[Dataset entries on figures]
● ● ● ●
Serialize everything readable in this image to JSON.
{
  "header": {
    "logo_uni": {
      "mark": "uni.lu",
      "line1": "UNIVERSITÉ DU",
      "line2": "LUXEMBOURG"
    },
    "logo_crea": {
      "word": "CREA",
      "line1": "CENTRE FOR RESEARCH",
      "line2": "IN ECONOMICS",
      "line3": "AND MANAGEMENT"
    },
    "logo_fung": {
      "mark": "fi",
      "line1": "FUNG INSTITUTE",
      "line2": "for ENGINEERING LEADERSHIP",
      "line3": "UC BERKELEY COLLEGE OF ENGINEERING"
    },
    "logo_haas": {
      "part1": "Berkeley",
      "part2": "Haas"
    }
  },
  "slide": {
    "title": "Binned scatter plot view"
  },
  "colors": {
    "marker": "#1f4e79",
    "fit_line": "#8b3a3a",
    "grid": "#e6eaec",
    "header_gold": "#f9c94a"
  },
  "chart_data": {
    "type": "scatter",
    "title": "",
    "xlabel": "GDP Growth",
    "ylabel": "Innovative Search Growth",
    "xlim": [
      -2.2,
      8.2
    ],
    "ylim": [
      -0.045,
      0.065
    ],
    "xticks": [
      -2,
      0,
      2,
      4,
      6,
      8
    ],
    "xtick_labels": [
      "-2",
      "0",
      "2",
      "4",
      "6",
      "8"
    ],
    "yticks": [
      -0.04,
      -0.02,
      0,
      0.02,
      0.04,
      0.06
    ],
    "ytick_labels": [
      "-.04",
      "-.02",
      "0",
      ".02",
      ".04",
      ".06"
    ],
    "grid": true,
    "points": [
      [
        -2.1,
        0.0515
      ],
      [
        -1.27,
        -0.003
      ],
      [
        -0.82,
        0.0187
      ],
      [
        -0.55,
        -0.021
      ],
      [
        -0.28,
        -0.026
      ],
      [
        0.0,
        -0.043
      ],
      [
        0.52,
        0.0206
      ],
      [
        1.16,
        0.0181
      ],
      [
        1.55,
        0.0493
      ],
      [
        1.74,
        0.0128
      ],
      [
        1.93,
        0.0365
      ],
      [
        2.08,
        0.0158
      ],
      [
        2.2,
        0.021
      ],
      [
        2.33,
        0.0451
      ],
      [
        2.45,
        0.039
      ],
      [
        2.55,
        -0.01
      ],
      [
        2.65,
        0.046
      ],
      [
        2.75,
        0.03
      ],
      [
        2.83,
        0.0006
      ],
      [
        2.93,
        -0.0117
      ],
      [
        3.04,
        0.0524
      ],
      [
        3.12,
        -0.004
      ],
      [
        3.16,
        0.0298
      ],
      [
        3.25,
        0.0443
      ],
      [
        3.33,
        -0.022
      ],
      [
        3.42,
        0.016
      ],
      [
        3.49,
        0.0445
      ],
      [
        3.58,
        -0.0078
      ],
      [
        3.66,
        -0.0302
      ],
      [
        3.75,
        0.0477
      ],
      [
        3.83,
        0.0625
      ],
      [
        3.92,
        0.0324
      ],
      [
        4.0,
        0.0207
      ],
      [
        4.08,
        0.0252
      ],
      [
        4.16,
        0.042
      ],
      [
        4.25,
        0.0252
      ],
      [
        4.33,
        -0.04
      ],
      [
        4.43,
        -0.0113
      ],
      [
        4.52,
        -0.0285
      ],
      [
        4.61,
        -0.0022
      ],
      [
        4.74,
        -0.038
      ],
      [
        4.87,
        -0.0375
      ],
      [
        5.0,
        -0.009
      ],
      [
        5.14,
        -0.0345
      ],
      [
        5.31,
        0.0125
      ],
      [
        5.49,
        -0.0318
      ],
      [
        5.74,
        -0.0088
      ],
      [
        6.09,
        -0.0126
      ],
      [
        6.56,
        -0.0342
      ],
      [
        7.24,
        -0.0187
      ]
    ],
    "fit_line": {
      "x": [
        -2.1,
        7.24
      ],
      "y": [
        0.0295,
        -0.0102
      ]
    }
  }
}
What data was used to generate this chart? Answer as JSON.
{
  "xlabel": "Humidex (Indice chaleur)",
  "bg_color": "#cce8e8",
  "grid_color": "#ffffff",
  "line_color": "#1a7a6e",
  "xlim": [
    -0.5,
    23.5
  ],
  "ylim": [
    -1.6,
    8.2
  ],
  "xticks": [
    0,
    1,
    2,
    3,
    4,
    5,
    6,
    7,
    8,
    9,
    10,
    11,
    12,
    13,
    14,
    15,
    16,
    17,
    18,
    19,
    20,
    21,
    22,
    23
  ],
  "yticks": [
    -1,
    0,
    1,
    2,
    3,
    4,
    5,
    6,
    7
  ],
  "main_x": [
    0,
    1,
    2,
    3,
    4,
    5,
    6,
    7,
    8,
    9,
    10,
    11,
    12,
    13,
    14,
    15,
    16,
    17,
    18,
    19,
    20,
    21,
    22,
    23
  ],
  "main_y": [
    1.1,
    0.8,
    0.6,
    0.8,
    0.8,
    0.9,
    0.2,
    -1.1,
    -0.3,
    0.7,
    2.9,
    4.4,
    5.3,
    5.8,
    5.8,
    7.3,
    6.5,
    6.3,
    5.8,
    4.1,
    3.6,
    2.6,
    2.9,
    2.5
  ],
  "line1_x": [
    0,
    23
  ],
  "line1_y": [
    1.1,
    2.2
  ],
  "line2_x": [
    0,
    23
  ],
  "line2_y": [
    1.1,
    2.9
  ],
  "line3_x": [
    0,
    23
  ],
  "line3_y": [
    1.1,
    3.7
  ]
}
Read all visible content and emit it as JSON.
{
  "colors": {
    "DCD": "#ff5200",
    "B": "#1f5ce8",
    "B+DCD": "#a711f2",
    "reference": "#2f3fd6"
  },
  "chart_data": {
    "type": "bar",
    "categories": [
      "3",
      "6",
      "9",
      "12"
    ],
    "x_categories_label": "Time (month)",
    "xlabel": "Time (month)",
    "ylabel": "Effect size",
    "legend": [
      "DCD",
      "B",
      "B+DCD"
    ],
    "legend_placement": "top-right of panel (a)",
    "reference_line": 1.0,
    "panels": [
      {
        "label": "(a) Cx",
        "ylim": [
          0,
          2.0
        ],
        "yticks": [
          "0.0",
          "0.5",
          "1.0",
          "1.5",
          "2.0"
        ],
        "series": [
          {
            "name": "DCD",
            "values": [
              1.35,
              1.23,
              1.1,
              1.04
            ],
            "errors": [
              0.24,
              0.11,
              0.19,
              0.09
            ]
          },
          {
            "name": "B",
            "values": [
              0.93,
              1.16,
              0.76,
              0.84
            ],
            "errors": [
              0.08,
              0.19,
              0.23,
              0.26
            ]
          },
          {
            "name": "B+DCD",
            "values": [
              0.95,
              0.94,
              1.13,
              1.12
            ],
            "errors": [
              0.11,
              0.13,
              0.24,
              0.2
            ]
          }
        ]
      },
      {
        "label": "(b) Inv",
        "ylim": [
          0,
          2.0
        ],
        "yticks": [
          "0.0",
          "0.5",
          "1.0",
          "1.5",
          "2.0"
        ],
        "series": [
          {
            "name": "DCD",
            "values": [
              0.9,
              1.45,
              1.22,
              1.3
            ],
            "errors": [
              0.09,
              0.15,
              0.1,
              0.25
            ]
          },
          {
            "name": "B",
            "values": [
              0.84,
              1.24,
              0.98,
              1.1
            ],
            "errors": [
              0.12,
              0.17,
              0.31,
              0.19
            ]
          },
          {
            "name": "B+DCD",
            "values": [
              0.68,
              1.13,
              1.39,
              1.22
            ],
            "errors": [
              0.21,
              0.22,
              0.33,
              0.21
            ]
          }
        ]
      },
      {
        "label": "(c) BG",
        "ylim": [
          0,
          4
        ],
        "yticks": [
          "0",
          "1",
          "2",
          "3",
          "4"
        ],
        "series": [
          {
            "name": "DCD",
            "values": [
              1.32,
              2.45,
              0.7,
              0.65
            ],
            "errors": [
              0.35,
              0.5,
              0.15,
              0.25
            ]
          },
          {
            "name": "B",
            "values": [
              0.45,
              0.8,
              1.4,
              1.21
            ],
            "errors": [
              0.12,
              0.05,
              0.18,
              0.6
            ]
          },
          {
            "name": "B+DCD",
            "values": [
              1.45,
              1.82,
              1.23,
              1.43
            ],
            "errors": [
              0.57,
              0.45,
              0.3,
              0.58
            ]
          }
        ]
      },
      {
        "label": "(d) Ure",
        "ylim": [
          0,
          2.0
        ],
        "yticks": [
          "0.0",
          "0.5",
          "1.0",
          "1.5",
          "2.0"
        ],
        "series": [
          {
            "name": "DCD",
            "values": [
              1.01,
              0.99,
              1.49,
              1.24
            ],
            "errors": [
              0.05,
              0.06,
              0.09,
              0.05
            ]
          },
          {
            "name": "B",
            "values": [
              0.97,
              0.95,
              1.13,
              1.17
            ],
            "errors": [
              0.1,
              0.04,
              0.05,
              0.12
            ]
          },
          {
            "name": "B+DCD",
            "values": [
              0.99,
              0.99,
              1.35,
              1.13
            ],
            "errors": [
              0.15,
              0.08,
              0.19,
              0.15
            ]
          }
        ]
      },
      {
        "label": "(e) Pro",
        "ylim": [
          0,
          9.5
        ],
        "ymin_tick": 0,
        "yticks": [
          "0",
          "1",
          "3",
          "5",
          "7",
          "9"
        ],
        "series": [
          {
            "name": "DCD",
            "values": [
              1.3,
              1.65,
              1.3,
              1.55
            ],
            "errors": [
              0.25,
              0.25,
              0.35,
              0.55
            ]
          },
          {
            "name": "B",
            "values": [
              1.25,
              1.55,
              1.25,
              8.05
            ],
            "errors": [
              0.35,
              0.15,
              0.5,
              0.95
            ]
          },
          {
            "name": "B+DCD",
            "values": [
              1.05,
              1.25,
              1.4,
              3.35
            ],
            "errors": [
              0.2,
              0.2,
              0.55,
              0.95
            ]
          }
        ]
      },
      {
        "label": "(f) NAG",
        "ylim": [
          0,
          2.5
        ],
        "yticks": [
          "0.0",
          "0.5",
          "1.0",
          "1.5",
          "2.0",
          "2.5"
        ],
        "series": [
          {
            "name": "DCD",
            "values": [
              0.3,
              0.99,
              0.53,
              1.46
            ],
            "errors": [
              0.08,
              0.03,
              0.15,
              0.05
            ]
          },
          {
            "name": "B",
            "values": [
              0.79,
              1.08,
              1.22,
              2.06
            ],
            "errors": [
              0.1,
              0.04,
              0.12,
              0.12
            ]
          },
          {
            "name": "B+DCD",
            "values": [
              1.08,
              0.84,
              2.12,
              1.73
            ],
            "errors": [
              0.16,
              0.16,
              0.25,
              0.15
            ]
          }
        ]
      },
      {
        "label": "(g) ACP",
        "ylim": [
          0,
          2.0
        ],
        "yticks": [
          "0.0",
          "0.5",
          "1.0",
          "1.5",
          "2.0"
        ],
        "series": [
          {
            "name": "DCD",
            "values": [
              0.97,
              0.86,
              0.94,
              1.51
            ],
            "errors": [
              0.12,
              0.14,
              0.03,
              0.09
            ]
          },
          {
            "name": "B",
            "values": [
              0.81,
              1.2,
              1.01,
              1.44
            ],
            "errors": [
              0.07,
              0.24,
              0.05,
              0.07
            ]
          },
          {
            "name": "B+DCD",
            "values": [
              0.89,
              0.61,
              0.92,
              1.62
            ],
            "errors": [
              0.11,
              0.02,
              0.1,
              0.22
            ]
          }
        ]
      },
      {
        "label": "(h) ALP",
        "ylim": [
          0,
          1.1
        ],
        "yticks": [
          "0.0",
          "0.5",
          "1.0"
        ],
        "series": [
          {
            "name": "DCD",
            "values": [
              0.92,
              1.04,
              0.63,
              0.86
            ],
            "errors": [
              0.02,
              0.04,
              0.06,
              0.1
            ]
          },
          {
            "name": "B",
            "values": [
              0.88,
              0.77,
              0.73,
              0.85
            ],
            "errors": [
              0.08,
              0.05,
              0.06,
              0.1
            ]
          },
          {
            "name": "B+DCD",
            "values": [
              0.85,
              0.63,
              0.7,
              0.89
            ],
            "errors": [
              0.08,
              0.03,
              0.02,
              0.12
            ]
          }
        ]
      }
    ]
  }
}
● ● ● ●
Determine how many lines in the listing above hold the word "month", answering with the number only.

• [Finished answer]:
2